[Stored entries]
::::
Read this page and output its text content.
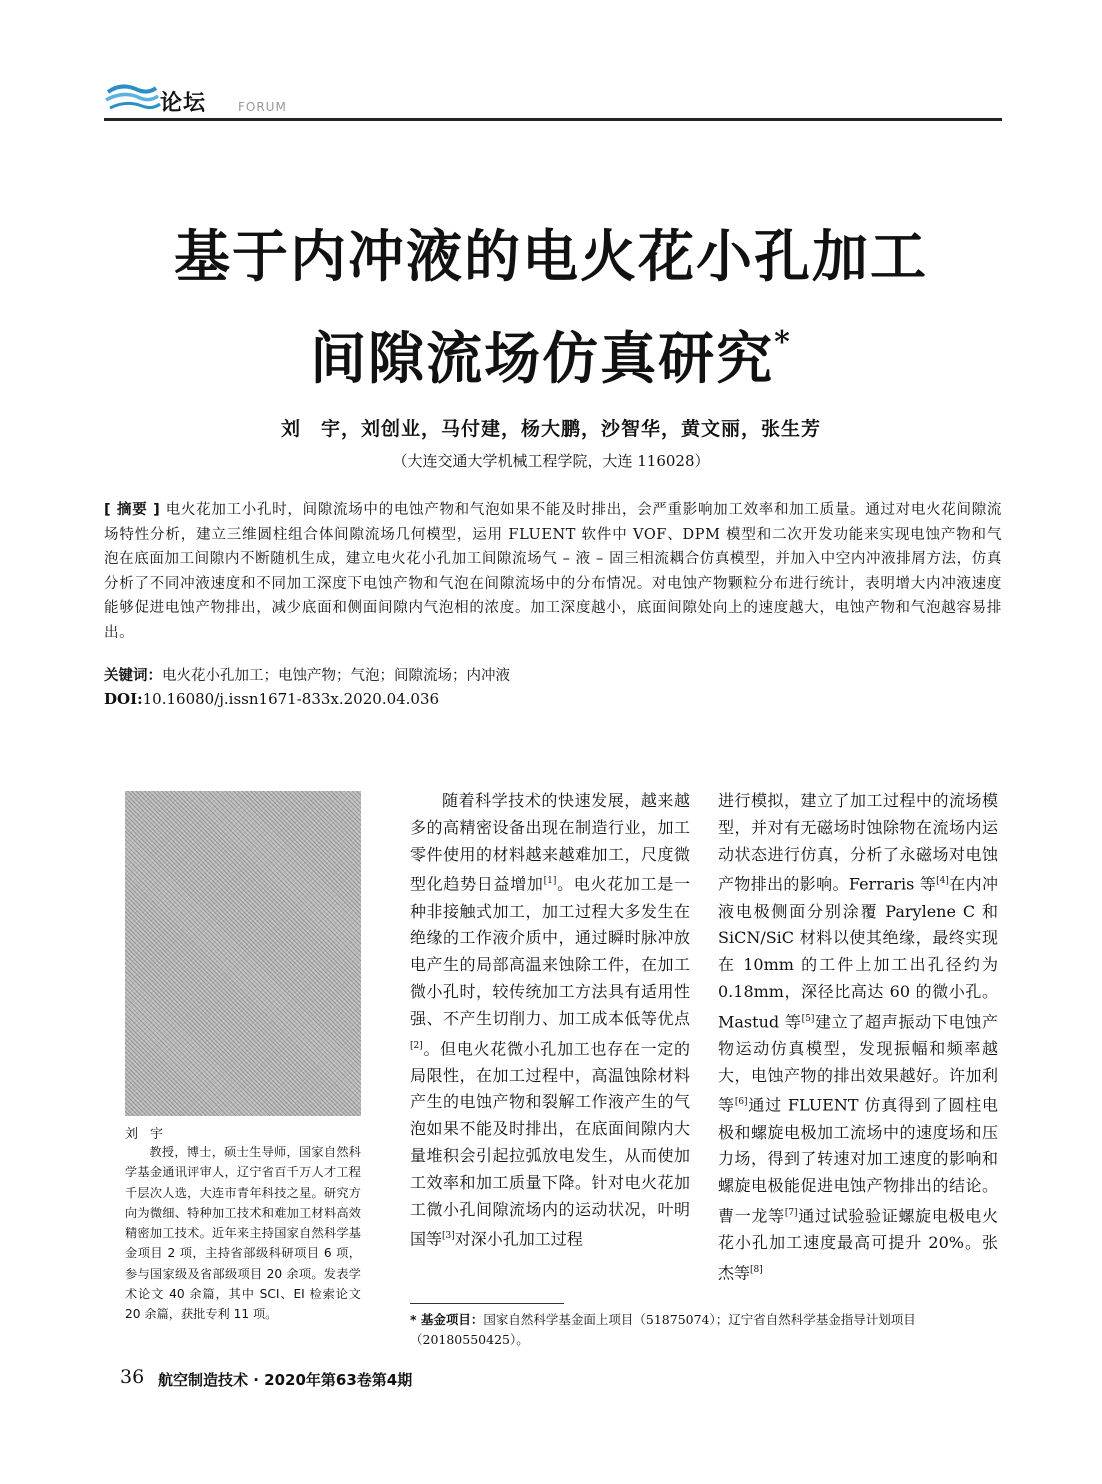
论坛	FORUM
基于内冲液的电火花小孔加工
间隙流场仿真研究*
刘　宇，刘创业，马付建，杨大鹏，沙智华，黄文丽，张生芳
（大连交通大学机械工程学院，大连 116028）
[ 摘要 ] 电火花加工小孔时，间隙流场中的电蚀产物和气泡如果不能及时排出，会严重影响加工效率和加工质量。通过对电火花间隙流场特性分析，建立三维圆柱组合体间隙流场几何模型，运用 FLUENT 软件中 VOF、DPM 模型和二次开发功能来实现电蚀产物和气泡在底面加工间隙内不断随机生成，建立电火花小孔加工间隙流场气 – 液 – 固三相流耦合仿真模型，并加入中空内冲液排屑方法，仿真分析了不同冲液速度和不同加工深度下电蚀产物和气泡在间隙流场中的分布情况。对电蚀产物颗粒分布进行统计，表明增大内冲液速度能够促进电蚀产物排出，减少底面和侧面间隙内气泡相的浓度。加工深度越小，底面间隙处向上的速度越大，电蚀产物和气泡越容易排出。
关键词：电火花小孔加工；电蚀产物；气泡；间隙流场；内冲液
DOI:10.16080/j.issn1671-833x.2020.04.036
刘宇
教授，博士，硕士生导师，国家自然科学基金通讯评审人，辽宁省百千万人才工程千层次人选，大连市青年科技之星。研究方向为微细、特种加工技术和难加工材料高效精密加工技术。近年来主持国家自然科学基金项目 2 项，主持省部级科研项目 6 项，参与国家级及省部级项目 20 余项。发表学术论文 40 余篇，其中 SCI、EI 检索论文 20 余篇，获批专利 11 项。
随着科学技术的快速发展，越来越多的高精密设备出现在制造行业，加工零件使用的材料越来越难加工，尺度微型化趋势日益增加[1]。电火花加工是一种非接触式加工，加工过程大多发生在绝缘的工作液介质中，通过瞬时脉冲放电产生的局部高温来蚀除工件，在加工微小孔时，较传统加工方法具有适用性强、不产生切削力、加工成本低等优点[2]。但电火花微小孔加工也存在一定的局限性，在加工过程中，高温蚀除材料产生的电蚀产物和裂解工作液产生的气泡如果不能及时排出，在底面间隙内大量堆积会引起拉弧放电发生，从而使加工效率和加工质量下降。针对电火花加工微小孔间隙流场内的运动状况，叶明国等[3]对深小孔加工过程
进行模拟，建立了加工过程中的流场模型，并对有无磁场时蚀除物在流场内运动状态进行仿真，分析了永磁场对电蚀产物排出的影响。Ferraris 等[4]在内冲液电极侧面分别涂覆 Parylene C 和 SiCN/SiC 材料以使其绝缘，最终实现在 10mm 的工件上加工出孔径约为 0.18mm，深径比高达 60 的微小孔。Mastud 等[5]建立了超声振动下电蚀产物运动仿真模型，发现振幅和频率越大，电蚀产物的排出效果越好。许加利等[6]通过 FLUENT 仿真得到了圆柱电极和螺旋电极加工流场中的速度场和压力场，得到了转速对加工速度的影响和螺旋电极能促进电蚀产物排出的结论。曹一龙等[7]通过试验验证螺旋电极电火花小孔加工速度最高可提升 20%。张杰等[8]
* 基金项目：国家自然科学基金面上项目（51875074）；辽宁省自然科学基金指导计划项目（20180550425）。
36 航空制造技术 · 2020年第63卷第4期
::::
Each entry above should be reproduced exactly, with the pictures removed.

§ **Reply to the task**
Read this page and output its text content.
论坛	FORUM
基于内冲液的电火花小孔加工
间隙流场仿真研究*
刘　宇，刘创业，马付建，杨大鹏，沙智华，黄文丽，张生芳
（大连交通大学机械工程学院，大连 116028）
[ 摘要 ] 电火花加工小孔时，间隙流场中的电蚀产物和气泡如果不能及时排出，会严重影响加工效率和加工质量。通过对电火花间隙流场特性分析，建立三维圆柱组合体间隙流场几何模型，运用 FLUENT 软件中 VOF、DPM 模型和二次开发功能来实现电蚀产物和气泡在底面加工间隙内不断随机生成，建立电火花小孔加工间隙流场气 – 液 – 固三相流耦合仿真模型，并加入中空内冲液排屑方法，仿真分析了不同冲液速度和不同加工深度下电蚀产物和气泡在间隙流场中的分布情况。对电蚀产物颗粒分布进行统计，表明增大内冲液速度能够促进电蚀产物排出，减少底面和侧面间隙内气泡相的浓度。加工深度越小，底面间隙处向上的速度越大，电蚀产物和气泡越容易排出。
关键词：电火花小孔加工；电蚀产物；气泡；间隙流场；内冲液
DOI:10.16080/j.issn1671-833x.2020.04.036
刘宇
教授，博士，硕士生导师，国家自然科学基金通讯评审人，辽宁省百千万人才工程千层次人选，大连市青年科技之星。研究方向为微细、特种加工技术和难加工材料高效精密加工技术。近年来主持国家自然科学基金项目 2 项，主持省部级科研项目 6 项，参与国家级及省部级项目 20 余项。发表学术论文 40 余篇，其中 SCI、EI 检索论文 20 余篇，获批专利 11 项。
随着科学技术的快速发展，越来越多的高精密设备出现在制造行业，加工零件使用的材料越来越难加工，尺度微型化趋势日益增加[1]。电火花加工是一种非接触式加工，加工过程大多发生在绝缘的工作液介质中，通过瞬时脉冲放电产生的局部高温来蚀除工件，在加工微小孔时，较传统加工方法具有适用性强、不产生切削力、加工成本低等优点[2]。但电火花微小孔加工也存在一定的局限性，在加工过程中，高温蚀除材料产生的电蚀产物和裂解工作液产生的气泡如果不能及时排出，在底面间隙内大量堆积会引起拉弧放电发生，从而使加工效率和加工质量下降。针对电火花加工微小孔间隙流场内的运动状况，叶明国等[3]对深小孔加工过程
进行模拟，建立了加工过程中的流场模型，并对有无磁场时蚀除物在流场内运动状态进行仿真，分析了永磁场对电蚀产物排出的影响。Ferraris 等[4]在内冲液电极侧面分别涂覆 Parylene C 和 SiCN/SiC 材料以使其绝缘，最终实现在 10mm 的工件上加工出孔径约为 0.18mm，深径比高达 60 的微小孔。Mastud 等[5]建立了超声振动下电蚀产物运动仿真模型，发现振幅和频率越大，电蚀产物的排出效果越好。许加利等[6]通过 FLUENT 仿真得到了圆柱电极和螺旋电极加工流场中的速度场和压力场，得到了转速对加工速度的影响和螺旋电极能促进电蚀产物排出的结论。曹一龙等[7]通过试验验证螺旋电极电火花小孔加工速度最高可提升 20%。张杰等[8]
* 基金项目：国家自然科学基金面上项目（51875074）；辽宁省自然科学基金指导计划项目（20180550425）。
36 航空制造技术 · 2020年第63卷第4期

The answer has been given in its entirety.